◆ **SET PROBLEM**
Identify every line in the records below that contains the word "date", and copy each of those lines.

◆ **PROVIDED MATERIAL**

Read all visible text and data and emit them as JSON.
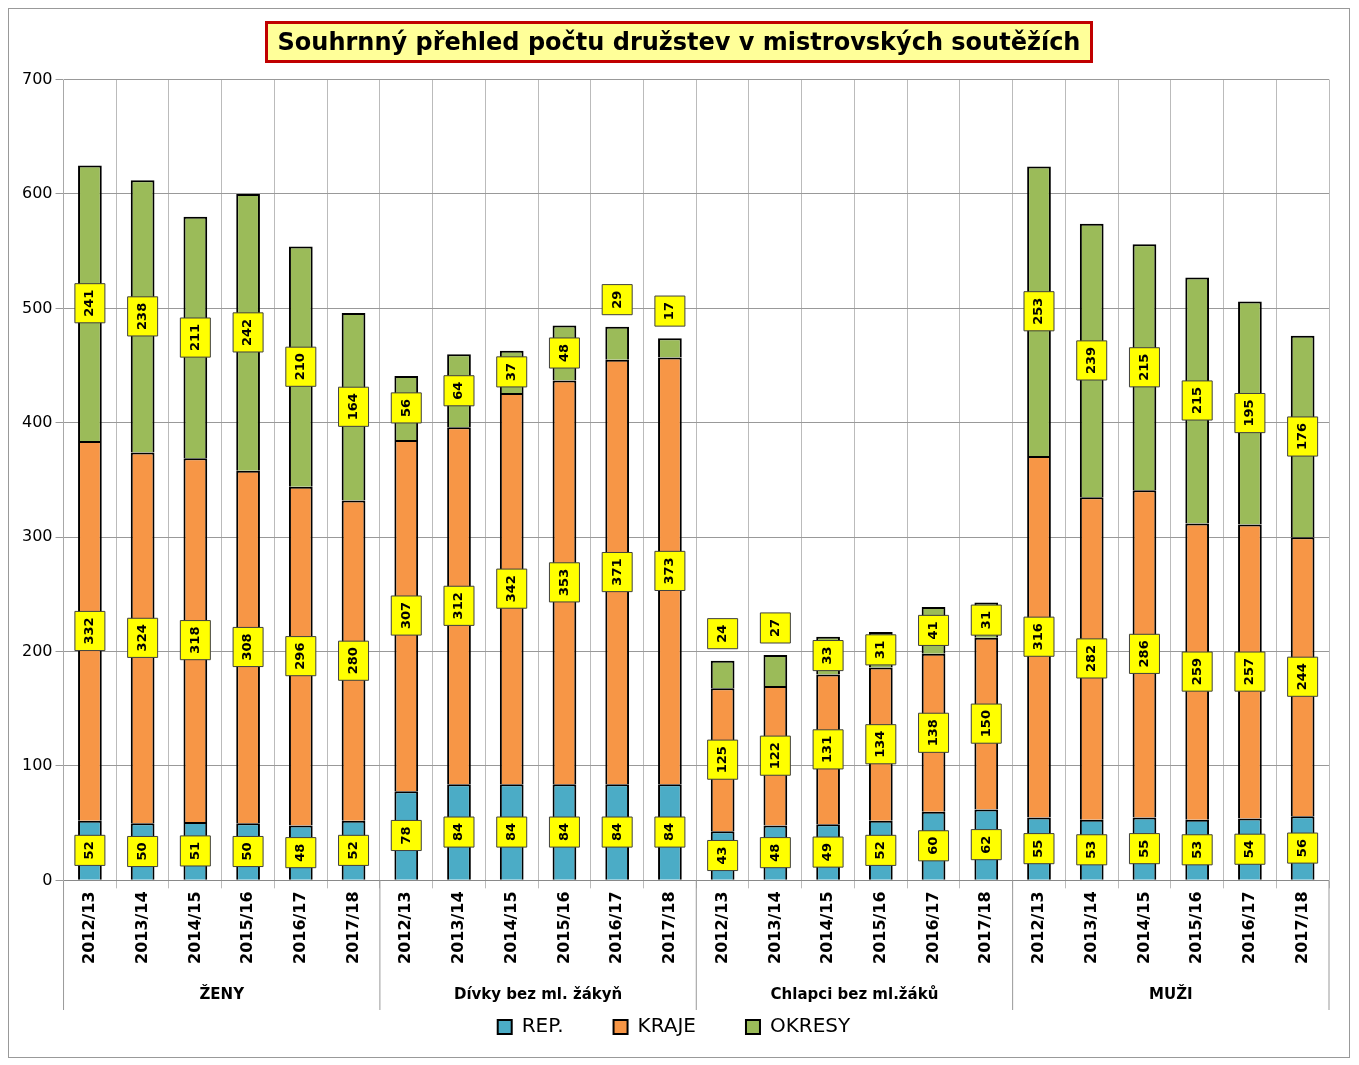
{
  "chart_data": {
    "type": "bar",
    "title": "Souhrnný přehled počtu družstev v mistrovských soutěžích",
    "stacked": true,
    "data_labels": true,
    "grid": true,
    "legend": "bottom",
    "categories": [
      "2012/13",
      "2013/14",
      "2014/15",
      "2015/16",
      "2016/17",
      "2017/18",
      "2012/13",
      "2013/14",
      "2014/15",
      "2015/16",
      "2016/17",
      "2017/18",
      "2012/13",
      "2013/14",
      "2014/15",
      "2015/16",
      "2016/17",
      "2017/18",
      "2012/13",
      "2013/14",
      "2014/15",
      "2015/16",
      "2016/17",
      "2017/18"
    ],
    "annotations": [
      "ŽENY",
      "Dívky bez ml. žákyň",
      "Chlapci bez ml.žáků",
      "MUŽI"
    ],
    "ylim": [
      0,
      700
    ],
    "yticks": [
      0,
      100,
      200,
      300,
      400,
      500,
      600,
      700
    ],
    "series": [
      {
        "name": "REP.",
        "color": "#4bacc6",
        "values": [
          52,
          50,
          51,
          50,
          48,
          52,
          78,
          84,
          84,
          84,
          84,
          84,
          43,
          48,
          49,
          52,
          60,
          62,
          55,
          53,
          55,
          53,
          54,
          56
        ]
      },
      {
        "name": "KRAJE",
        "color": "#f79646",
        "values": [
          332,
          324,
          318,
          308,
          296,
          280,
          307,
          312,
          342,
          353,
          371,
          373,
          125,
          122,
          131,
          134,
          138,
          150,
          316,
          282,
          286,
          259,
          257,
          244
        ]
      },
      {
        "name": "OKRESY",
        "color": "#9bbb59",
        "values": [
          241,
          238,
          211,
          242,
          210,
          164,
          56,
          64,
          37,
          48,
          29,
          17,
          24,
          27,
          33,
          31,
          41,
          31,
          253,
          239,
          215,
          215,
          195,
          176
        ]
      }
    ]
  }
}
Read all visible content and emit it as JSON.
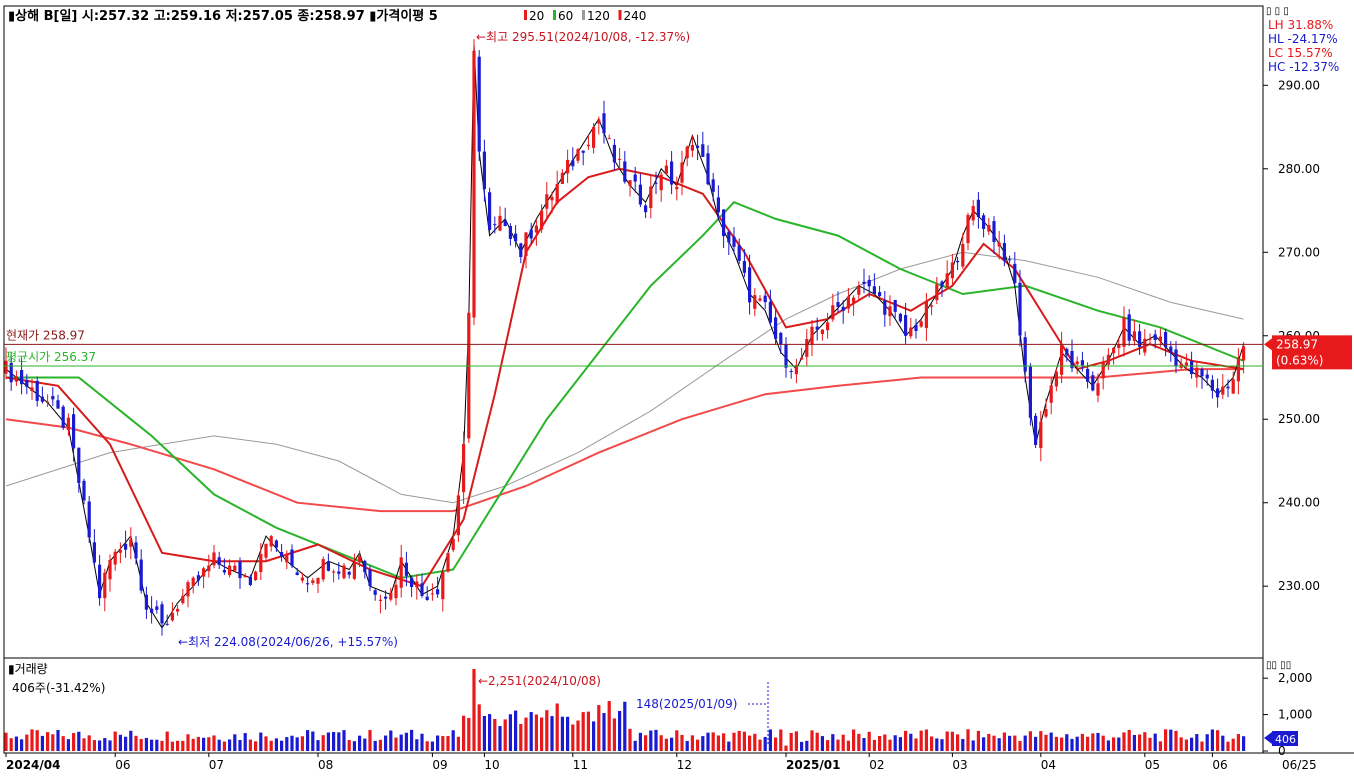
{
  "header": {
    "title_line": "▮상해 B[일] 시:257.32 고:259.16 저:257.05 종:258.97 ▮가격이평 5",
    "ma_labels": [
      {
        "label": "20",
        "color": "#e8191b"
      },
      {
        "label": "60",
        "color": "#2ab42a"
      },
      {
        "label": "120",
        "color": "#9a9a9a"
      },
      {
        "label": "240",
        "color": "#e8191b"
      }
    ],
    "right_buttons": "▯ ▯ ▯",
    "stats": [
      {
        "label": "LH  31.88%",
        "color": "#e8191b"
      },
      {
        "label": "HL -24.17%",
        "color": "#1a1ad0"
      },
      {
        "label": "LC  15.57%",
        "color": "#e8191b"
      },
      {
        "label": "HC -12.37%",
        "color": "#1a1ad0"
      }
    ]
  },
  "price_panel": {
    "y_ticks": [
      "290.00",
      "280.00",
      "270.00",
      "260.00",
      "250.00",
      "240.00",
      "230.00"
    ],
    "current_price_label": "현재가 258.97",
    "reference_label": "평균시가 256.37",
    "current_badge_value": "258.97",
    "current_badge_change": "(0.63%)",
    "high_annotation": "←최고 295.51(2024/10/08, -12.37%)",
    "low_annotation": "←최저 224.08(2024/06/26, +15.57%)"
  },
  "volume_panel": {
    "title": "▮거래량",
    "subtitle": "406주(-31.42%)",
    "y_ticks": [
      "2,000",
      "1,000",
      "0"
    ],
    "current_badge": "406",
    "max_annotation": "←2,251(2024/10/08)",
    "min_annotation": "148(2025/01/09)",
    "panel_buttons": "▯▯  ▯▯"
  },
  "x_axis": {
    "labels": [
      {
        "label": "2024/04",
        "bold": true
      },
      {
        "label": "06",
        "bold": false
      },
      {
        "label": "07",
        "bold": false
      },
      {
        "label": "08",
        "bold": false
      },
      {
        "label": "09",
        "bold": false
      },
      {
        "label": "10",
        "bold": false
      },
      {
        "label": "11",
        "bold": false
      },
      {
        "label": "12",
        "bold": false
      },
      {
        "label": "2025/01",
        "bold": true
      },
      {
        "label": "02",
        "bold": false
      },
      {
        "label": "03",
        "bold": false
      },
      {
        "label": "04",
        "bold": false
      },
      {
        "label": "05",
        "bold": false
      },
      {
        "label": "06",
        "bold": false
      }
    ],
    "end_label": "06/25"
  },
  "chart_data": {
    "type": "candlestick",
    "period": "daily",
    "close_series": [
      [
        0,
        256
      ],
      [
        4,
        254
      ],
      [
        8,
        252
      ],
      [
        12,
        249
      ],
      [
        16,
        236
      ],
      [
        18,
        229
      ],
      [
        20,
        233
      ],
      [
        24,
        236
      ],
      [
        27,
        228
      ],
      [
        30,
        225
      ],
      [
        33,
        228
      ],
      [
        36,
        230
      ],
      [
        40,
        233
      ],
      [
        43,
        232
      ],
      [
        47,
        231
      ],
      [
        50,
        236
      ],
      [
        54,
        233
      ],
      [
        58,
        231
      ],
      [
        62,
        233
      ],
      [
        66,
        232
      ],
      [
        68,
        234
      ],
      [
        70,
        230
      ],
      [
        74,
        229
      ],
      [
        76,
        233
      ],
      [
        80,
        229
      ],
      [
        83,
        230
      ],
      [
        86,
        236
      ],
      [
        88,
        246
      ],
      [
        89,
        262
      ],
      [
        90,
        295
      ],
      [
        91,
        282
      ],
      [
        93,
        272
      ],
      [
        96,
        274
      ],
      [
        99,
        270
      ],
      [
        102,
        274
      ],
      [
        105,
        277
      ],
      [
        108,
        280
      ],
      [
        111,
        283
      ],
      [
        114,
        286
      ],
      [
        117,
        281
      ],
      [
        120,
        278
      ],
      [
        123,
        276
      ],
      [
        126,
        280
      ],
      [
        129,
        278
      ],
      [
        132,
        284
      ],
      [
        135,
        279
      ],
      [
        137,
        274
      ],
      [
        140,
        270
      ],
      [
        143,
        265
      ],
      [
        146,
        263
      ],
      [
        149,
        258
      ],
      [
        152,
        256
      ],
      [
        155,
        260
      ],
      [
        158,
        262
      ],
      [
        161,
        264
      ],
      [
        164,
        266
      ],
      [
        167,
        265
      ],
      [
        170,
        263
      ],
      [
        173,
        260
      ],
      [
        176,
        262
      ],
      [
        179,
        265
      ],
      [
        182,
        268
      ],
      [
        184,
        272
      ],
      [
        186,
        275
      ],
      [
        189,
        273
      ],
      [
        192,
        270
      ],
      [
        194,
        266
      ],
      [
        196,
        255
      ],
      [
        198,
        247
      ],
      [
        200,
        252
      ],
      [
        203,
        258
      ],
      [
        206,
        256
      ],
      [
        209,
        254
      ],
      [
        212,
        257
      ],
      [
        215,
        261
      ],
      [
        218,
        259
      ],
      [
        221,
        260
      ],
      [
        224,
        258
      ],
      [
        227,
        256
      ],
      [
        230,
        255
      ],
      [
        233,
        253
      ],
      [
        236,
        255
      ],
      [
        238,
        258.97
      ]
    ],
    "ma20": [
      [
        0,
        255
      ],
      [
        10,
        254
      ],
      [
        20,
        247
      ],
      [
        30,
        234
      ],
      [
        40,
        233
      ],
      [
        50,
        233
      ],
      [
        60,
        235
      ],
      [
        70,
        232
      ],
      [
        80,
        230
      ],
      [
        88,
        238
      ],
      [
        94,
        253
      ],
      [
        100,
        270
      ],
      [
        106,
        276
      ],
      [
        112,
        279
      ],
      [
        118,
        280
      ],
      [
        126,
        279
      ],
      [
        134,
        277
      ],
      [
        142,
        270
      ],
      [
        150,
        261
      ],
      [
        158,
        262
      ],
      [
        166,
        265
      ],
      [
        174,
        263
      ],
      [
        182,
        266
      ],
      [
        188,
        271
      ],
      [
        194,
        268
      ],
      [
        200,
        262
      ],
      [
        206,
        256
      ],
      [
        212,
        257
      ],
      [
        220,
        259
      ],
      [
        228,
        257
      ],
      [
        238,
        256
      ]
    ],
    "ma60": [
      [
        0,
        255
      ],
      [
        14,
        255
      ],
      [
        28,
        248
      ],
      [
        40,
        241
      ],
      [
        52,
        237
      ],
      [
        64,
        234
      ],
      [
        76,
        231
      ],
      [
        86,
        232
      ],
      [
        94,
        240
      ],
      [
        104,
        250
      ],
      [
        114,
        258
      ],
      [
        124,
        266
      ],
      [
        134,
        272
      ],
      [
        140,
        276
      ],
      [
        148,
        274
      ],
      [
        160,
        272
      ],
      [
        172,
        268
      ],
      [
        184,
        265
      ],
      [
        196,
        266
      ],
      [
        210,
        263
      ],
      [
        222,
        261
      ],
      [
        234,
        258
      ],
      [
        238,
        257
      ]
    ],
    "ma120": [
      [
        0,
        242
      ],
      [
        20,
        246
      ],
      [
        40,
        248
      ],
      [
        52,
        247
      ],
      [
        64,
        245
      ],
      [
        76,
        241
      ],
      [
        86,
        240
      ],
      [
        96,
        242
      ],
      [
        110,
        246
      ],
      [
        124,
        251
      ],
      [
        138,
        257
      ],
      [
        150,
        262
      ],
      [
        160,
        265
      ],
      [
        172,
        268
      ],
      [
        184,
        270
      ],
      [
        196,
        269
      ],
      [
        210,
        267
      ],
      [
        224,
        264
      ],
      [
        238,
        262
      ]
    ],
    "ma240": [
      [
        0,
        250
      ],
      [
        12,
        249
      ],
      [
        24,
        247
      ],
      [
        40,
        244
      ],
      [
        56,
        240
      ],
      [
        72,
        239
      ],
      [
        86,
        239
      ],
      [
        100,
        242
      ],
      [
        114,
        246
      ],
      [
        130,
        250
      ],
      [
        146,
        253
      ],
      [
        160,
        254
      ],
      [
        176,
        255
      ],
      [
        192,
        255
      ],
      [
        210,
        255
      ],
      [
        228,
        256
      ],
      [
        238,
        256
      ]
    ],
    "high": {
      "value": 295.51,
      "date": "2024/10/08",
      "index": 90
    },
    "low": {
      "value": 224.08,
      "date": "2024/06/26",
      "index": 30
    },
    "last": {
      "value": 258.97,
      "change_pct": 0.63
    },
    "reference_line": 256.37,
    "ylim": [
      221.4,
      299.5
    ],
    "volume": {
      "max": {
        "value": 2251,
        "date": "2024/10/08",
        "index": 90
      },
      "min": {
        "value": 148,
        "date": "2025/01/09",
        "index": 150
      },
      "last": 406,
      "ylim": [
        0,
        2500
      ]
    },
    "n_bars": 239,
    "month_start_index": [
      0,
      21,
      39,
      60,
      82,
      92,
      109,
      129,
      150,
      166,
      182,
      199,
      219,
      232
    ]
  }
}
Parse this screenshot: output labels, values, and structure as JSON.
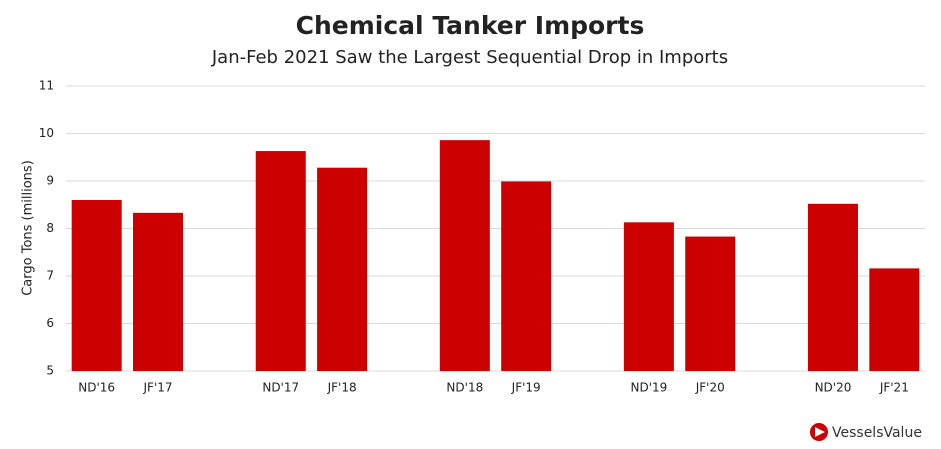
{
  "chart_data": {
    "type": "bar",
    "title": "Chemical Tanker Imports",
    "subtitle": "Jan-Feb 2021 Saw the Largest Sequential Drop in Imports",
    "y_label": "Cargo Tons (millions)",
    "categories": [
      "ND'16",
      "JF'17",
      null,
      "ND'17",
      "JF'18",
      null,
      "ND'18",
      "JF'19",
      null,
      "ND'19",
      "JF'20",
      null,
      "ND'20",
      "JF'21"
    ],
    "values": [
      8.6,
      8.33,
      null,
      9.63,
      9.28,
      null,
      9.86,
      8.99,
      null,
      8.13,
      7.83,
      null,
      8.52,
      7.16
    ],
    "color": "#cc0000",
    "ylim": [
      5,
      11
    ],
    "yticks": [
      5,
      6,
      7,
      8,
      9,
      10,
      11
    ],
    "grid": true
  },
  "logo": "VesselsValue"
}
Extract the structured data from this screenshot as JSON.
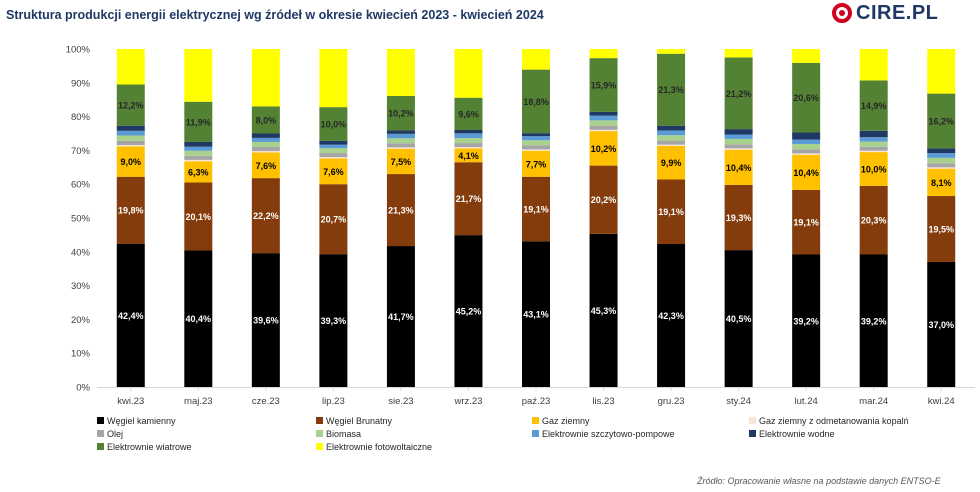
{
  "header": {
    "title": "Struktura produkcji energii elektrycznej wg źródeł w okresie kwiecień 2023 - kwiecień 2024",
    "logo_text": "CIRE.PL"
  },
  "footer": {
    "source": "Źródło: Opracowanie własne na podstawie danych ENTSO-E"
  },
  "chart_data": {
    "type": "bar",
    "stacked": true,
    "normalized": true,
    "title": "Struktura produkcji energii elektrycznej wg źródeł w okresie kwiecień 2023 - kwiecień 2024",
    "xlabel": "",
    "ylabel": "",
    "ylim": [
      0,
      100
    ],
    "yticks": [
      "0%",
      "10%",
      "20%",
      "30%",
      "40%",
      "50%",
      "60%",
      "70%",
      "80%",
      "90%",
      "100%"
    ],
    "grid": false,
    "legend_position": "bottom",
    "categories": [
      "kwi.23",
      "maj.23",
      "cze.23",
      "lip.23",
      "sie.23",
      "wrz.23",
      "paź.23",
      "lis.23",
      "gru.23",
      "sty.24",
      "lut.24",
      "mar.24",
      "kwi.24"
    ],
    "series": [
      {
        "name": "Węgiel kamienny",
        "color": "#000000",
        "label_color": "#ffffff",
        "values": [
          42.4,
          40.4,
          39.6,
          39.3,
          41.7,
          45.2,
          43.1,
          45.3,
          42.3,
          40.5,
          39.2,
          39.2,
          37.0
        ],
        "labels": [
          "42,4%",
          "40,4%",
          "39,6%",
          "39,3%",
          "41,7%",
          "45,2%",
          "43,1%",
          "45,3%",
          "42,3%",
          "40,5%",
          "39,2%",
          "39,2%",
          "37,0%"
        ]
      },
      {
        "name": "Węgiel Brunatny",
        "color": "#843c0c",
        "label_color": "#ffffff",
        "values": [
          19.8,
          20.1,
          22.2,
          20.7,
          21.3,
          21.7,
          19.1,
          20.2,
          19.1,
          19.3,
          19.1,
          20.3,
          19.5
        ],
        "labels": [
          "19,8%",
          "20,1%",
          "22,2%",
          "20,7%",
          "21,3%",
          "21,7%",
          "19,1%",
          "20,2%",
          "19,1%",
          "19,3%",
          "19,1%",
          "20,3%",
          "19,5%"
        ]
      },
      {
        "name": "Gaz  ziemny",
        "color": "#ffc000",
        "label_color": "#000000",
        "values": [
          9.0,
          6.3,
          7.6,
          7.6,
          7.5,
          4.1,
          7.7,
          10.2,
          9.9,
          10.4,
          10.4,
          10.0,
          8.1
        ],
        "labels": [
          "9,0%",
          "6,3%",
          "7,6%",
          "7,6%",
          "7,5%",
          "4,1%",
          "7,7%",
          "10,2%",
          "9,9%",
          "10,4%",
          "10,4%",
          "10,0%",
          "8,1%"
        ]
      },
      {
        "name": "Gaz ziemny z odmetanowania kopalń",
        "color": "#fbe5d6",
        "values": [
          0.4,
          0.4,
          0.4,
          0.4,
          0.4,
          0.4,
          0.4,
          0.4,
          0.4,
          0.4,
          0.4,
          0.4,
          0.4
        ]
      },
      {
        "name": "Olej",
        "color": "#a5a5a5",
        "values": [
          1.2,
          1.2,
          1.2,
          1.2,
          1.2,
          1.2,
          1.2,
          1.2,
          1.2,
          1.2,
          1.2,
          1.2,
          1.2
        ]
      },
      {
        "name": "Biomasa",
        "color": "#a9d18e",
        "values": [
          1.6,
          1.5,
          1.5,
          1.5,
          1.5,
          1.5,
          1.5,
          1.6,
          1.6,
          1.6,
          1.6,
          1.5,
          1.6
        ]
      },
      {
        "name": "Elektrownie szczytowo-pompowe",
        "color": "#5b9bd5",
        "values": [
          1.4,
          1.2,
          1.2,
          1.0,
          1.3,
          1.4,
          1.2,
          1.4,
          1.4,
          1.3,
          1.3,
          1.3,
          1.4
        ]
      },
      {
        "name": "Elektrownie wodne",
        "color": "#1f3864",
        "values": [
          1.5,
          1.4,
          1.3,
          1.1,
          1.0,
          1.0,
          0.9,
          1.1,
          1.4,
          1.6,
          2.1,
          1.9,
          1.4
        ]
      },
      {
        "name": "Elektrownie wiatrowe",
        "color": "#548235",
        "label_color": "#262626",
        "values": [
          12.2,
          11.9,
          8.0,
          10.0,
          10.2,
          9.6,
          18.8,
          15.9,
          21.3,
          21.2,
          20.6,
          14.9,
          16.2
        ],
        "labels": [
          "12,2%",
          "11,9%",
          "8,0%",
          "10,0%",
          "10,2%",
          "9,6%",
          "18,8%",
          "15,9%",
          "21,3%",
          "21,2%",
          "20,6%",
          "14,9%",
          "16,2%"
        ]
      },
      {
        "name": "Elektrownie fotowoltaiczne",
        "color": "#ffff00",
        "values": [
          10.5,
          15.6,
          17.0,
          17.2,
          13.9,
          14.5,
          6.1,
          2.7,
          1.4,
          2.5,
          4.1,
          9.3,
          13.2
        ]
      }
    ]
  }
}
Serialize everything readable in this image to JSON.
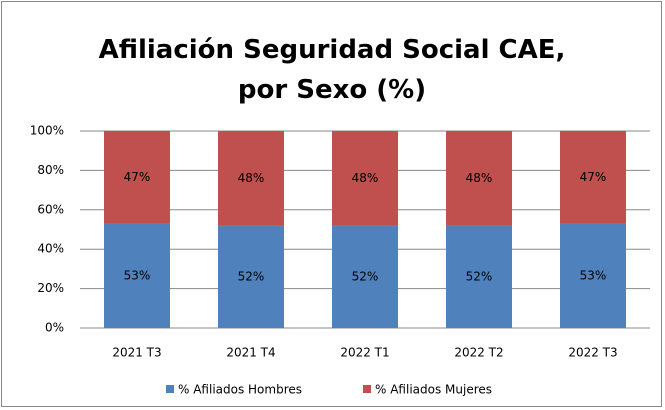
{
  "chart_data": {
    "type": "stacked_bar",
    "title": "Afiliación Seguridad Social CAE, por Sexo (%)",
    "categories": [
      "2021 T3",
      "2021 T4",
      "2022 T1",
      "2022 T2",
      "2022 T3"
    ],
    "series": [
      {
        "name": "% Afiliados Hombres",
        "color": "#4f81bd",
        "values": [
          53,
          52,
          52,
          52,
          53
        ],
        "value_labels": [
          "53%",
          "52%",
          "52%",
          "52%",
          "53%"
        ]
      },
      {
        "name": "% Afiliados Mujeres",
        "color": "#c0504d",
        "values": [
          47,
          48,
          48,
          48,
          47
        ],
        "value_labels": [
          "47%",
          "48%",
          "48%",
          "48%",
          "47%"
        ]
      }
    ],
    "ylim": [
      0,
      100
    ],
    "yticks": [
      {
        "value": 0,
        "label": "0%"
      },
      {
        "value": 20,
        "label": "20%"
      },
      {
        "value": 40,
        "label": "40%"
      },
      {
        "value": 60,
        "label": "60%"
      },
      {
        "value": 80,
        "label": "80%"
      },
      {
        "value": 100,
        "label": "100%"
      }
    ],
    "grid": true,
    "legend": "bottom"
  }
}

◆ **SOLVED EXERCISE**
      "date": "2024/10/08",
      "date": "2024/06/26",
        "date": "2024/10/08",
        "date": "2025/01/09",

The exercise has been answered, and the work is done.